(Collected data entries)
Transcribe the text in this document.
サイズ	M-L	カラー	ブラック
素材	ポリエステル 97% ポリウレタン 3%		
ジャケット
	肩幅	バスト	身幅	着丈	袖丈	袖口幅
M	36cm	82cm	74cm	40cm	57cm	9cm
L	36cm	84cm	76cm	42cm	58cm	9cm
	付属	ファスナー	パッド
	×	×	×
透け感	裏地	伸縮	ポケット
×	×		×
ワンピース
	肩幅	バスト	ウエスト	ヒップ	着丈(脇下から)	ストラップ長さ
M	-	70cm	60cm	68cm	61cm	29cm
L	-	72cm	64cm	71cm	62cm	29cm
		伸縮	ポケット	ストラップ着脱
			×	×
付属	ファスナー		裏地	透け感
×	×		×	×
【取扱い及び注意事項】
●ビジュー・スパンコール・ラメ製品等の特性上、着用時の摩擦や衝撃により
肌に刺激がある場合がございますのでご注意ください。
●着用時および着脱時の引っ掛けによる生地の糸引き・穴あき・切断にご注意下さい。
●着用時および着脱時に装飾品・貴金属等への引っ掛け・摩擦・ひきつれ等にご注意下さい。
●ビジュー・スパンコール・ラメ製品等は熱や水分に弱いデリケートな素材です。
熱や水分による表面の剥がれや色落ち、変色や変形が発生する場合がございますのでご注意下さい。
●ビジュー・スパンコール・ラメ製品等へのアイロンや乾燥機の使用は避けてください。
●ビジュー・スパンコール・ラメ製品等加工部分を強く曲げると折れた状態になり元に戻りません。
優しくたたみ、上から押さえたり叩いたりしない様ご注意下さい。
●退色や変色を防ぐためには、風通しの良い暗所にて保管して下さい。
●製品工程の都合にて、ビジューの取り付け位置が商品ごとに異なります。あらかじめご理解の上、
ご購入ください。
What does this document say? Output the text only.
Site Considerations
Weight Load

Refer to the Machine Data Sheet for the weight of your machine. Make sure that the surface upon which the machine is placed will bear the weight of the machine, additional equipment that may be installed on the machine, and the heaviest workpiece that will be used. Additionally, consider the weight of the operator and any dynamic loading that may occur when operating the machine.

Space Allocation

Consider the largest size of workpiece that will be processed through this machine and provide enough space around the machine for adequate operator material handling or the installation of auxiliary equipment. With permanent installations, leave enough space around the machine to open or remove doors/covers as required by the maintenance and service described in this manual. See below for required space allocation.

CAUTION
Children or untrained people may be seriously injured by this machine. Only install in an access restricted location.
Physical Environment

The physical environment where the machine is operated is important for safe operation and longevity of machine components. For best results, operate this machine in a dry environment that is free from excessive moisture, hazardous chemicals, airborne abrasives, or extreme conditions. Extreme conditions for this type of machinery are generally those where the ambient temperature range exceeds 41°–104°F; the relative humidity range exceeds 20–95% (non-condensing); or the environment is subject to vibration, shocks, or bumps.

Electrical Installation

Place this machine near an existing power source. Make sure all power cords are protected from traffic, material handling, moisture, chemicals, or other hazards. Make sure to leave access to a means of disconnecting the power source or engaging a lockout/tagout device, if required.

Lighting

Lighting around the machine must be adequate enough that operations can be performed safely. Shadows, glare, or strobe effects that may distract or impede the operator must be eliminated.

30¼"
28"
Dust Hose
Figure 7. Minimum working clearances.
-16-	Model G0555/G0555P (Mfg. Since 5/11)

Exercise details → Your task is to collect every line above that contains the word "document".

Written solution →
Transcribe the text in this document.
What does this document say? Output the text only.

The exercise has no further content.